Format every line of the records below as a Markdown table with two columns, Row for a row number and Line for the line itself, and omit any blank lines. Do not include the pictures in your answer.

_Bounding box annotations_:
-=-=-=-=-

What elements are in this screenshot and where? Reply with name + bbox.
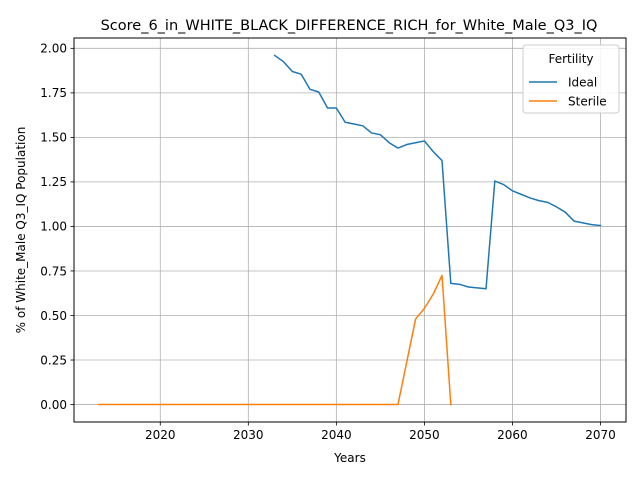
y-tick-label: 2.00: [40, 42, 67, 56]
y-axis-label: % of White_Male Q3_IQ Population: [14, 127, 28, 334]
series-lines: [97, 54, 602, 406]
legend-title: Fertility: [548, 52, 593, 66]
plot-area-frame: [73, 37, 627, 423]
legend-label-sterile: Sterile: [568, 94, 607, 108]
y-tick-label: 1.50: [40, 131, 67, 145]
chart-title: Score_6_in_WHITE_BLACK_DIFFERENCE_RICH_f…: [101, 18, 598, 34]
y-tick-label: 0.25: [40, 353, 67, 367]
y-tick-label: 0.75: [40, 264, 67, 278]
series-line-sterile: [97, 274, 452, 406]
legend: Fertility Ideal Sterile: [522, 44, 620, 114]
x-tick-label: 2040: [321, 428, 352, 442]
legend-label-ideal: Ideal: [568, 75, 597, 89]
x-axis-label: Years: [333, 451, 366, 465]
y-tick-label: 0.50: [40, 309, 67, 323]
y-axis-ticks: 0.00 0.25 0.50 0.75 1.00 1.25 1.50 1.75 2.00: [40, 42, 74, 412]
x-tick-label: 2020: [145, 428, 176, 442]
x-tick-label: 2060: [497, 428, 528, 442]
y-tick-label: 1.00: [40, 220, 67, 234]
series-line-ideal: [273, 54, 602, 290]
y-tick-label: 1.75: [40, 86, 67, 100]
x-axis-ticks: 2020 2030 2040 2050 2060 2070: [145, 422, 616, 442]
y-tick-label: 0.00: [40, 398, 67, 412]
x-tick-label: 2050: [409, 428, 440, 442]
legend-entries: Ideal Sterile: [529, 75, 607, 108]
x-tick-label: 2030: [233, 428, 264, 442]
x-tick-label: 2070: [585, 428, 616, 442]
legend-box: [522, 44, 620, 114]
grid: [74, 38, 626, 422]
y-tick-label: 1.25: [40, 175, 67, 189]
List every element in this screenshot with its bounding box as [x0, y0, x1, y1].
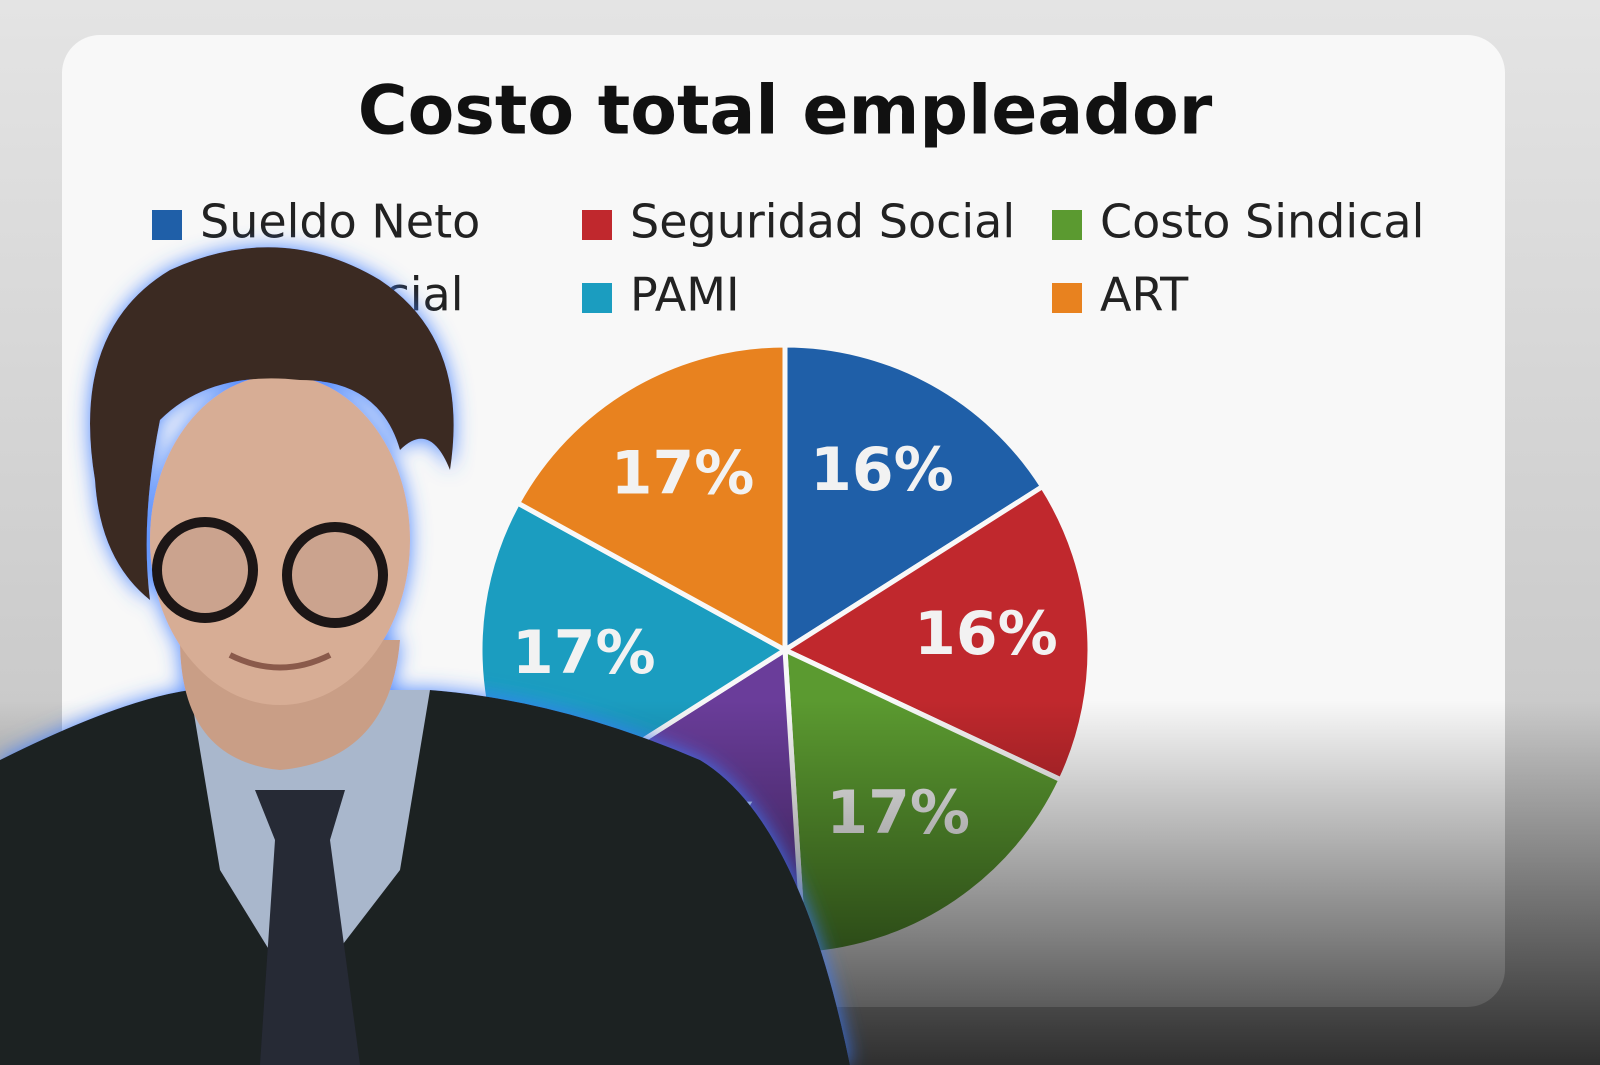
smile	[228, 652, 332, 671]
legend-swatch	[1052, 210, 1082, 240]
chart-title: Costo total empleador	[358, 72, 1213, 151]
value-label: 17%	[512, 618, 656, 688]
glasses-right	[282, 522, 388, 628]
legend-label: ART	[1100, 268, 1189, 322]
pie-slice	[514, 342, 788, 655]
value-label: 16%	[810, 435, 954, 505]
legend-label: Sueldo Neto	[200, 195, 480, 249]
legend-swatch	[1052, 283, 1082, 313]
legend-swatch	[582, 210, 612, 240]
pie-slice	[782, 342, 1046, 655]
value-label: 17%	[611, 438, 755, 508]
person	[0, 247, 850, 1065]
glasses-left	[152, 517, 258, 623]
legend-label: Seguridad Social	[630, 195, 1015, 249]
value-label: 16%	[914, 599, 1058, 669]
legend-label: PAMI	[630, 268, 740, 322]
legend-swatch	[152, 210, 182, 240]
hair	[90, 247, 454, 601]
legend-swatch	[582, 283, 612, 313]
legend-label: Costo Sindical	[1100, 195, 1424, 249]
tie	[255, 790, 360, 1065]
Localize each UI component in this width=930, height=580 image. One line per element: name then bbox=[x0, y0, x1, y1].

-=-=-=-=-

_Task result_:
| Row | Line |
|---|---|
| 1 | What elements are in this screenshot and where? Reply with name + bbox. |
| 2 | y-tick-label: 2.00: [40, 42, 67, 56] |
| 3 | y-axis-label: % of White_Male Q3_IQ Population: [14, 127, 28, 334] |
| 4 | series-lines: [97, 54, 602, 406] |
| 5 | legend-title: Fertility: [548, 52, 593, 66] |
| 6 | plot-area-frame: [73, 37, 627, 423] |
| 7 | legend-label-sterile: Sterile: [568, 94, 607, 108] |
| 8 | y-tick-label: 1.50: [40, 131, 67, 145] |
| 9 | chart-title: Score_6_in_WHITE_BLACK_DIFFERENCE_RICH_f…: [101, 18, 598, 34] |
| 10 | y-tick-label: 0.25: [40, 353, 67, 367] |
| 11 | y-tick-label: 0.75: [40, 264, 67, 278] |
| 12 | series-line-sterile: [97, 274, 452, 406] |
| 13 | legend: Fertility Ideal Sterile: [522, 44, 620, 114] |
| 14 | x-tick-label: 2040: [321, 428, 352, 442] |
| 15 | legend-label-ideal: Ideal: [568, 75, 597, 89] |
| 16 | x-axis-label: Years: [333, 451, 366, 465] |
| 17 | y-tick-label: 0.50: [40, 309, 67, 323] |
| 18 | y-axis-ticks: 0.00 0.25 0.50 0.75 1.00 1.25 1.50 1.75 2.00: [40, 42, 74, 412] |
| 19 | x-tick-label: 2020: [145, 428, 176, 442] |
| 20 | x-tick-label: 2060: [497, 428, 528, 442] |
| 21 | y-tick-label: 1.00: [40, 220, 67, 234] |
| 22 | series-line-ideal: [273, 54, 602, 290] |
| 23 | y-tick-label: 1.75: [40, 86, 67, 100] |
| 24 | x-axis-ticks: 2020 2030 2040 2050 2060 2070: [145, 422, 616, 442] |
| 25 | y-tick-label: 0.00: [40, 398, 67, 412] |
| 26 | x-tick-label: 2050: [409, 428, 440, 442] |
| 27 | legend-entries: Ideal Sterile: [529, 75, 607, 108] |
| 28 | x-tick-label: 2030: [233, 428, 264, 442] |
| 29 | x-tick-label: 2070: [585, 428, 616, 442] |
| 30 | legend-box: [522, 44, 620, 114] |
| 31 | grid: [74, 38, 626, 422] |
| 32 | y-tick-label: 1.25: [40, 175, 67, 189] |
| 33 | List every element in this screenshot with its bounding box as [x0, y0, x1, y1]. |
| 34 | smile	[228, 652, 332, 671] |
| 35 | legend-swatch	[1052, 210, 1082, 240] |
| 36 | chart-title: Costo total empleador	[358, 72, 1213, 151] |
| 37 | value-label: 17%	[512, 618, 656, 688] |
| 38 | glasses-right	[282, 522, 388, 628] |
| 39 | legend-label: ART	[1100, 268, 1189, 322] |
| 40 | pie-slice	[514, 342, 788, 655] |
| 41 | value-label: 16%	[810, 435, 954, 505] |
| 42 | legend-label: Sueldo Neto	[200, 195, 480, 249] |
| 43 | legend-swatch	[1052, 283, 1082, 313] |
| 44 | legend-swatch	[582, 210, 612, 240] |
| 45 | pie-slice	[782, 342, 1046, 655] |
| 46 | value-label: 17%	[611, 438, 755, 508] |
| 47 | person	[0, 247, 850, 1065] |
| 48 | glasses-left	[152, 517, 258, 623] |
| 49 | legend-label: Seguridad Social	[630, 195, 1015, 249] |
| 50 | value-label: 16%	[914, 599, 1058, 669] |
| 51 | legend-label: PAMI	[630, 268, 740, 322] |
| 52 | legend-swatch	[152, 210, 182, 240] |
| 53 | hair	[90, 247, 454, 601] |
| 54 | legend-swatch	[582, 283, 612, 313] |
| 55 | legend-label: Costo Sindical	[1100, 195, 1424, 249] |
| 56 | tie	[255, 790, 360, 1065] |
| 57 | Localize each UI component in this width=930, height=580 image. One line per element: name then bbox=[x0, y0, x1, y1]. |